Check every line of the entries that follow, and copy the ones containing "backtest".
____
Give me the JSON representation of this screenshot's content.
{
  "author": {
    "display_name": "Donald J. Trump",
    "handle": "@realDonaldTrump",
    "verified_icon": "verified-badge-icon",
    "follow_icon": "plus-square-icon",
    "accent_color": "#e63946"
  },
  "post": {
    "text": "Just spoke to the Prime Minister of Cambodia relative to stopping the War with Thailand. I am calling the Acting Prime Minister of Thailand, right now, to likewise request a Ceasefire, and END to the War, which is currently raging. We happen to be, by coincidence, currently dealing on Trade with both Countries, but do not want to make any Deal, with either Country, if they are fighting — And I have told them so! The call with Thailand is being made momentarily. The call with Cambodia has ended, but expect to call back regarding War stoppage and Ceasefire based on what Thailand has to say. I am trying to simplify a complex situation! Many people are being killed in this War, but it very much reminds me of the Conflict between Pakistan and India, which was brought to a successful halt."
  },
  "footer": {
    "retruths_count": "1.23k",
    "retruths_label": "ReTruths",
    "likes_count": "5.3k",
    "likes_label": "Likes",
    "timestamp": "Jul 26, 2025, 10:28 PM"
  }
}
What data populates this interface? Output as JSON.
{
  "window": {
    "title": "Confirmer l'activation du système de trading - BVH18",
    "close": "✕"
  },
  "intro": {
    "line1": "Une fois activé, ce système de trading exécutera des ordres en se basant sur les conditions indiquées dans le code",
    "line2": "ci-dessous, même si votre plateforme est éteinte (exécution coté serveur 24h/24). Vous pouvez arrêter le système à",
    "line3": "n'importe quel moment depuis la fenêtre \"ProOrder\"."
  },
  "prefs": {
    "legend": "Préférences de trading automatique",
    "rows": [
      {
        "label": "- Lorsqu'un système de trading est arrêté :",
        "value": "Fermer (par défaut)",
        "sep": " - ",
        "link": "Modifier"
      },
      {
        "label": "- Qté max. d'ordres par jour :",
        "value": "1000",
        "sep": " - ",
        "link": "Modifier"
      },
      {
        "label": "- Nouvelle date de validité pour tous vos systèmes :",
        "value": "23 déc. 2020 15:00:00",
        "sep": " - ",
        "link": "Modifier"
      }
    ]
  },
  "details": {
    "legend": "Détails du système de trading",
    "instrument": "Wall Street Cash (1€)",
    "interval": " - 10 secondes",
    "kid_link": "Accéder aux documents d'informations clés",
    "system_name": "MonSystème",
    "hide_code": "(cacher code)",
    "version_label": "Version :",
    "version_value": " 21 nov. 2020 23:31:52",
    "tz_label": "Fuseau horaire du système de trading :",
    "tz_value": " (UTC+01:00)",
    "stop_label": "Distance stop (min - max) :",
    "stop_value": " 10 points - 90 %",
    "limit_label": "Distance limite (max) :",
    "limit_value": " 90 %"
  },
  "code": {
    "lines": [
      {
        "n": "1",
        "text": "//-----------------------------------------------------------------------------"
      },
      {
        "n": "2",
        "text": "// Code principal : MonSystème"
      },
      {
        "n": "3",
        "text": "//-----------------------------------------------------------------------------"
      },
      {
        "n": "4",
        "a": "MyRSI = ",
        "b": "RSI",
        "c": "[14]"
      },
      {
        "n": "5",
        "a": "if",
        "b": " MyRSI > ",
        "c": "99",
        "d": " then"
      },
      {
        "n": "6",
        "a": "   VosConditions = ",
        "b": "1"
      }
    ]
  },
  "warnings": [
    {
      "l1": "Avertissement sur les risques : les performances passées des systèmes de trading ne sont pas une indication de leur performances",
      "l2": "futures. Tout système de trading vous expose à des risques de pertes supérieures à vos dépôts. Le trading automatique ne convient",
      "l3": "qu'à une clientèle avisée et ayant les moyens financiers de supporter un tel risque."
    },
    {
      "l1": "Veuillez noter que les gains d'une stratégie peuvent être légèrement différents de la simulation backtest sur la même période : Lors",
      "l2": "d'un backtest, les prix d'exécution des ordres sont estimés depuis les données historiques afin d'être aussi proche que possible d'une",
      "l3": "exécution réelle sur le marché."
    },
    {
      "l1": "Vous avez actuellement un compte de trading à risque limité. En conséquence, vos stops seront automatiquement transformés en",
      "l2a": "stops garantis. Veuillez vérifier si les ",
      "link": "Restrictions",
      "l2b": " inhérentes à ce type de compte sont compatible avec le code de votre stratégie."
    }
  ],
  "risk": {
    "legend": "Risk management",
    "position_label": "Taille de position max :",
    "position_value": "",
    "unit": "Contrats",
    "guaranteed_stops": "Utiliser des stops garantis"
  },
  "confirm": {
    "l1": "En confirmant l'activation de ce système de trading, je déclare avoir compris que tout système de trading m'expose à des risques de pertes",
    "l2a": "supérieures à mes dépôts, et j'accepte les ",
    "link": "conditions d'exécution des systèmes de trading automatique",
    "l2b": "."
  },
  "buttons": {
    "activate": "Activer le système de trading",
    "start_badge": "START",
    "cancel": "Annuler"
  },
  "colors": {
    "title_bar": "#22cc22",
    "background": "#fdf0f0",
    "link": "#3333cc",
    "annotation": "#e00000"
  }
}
____
RESPONSE TO THE TASK:
      "l1": "Veuillez noter que les gains d'une stratégie peuvent être légèrement différents de la simulation backtest sur la même période : Lors",
      "l2": "d'un backtest, les prix d'exécution des ordres sont estimés depuis les données historiques afin d'être aussi proche que possible d'une",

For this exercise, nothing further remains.